▸ What is needed: Gather from the material every line that contains the string "text".

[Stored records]
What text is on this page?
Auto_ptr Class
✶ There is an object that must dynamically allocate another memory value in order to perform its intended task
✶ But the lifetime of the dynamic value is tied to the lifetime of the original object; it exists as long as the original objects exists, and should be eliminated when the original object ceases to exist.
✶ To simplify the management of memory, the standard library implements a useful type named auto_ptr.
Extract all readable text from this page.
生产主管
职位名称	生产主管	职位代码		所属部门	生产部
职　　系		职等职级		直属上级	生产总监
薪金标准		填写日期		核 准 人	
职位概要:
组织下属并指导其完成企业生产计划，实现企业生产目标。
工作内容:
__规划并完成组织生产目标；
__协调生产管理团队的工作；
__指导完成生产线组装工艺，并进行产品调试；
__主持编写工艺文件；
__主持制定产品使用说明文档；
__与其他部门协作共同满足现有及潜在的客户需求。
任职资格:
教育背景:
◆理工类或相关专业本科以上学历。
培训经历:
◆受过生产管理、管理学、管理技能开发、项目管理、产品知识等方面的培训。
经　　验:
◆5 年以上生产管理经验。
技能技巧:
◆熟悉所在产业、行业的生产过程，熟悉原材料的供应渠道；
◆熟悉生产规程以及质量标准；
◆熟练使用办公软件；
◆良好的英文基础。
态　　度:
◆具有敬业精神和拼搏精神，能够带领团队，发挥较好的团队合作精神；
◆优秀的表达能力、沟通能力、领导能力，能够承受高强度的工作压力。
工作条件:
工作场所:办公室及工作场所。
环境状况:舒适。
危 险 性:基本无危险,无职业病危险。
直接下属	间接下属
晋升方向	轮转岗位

▸ The result:
What text is on this page?
Extract all readable text from this page.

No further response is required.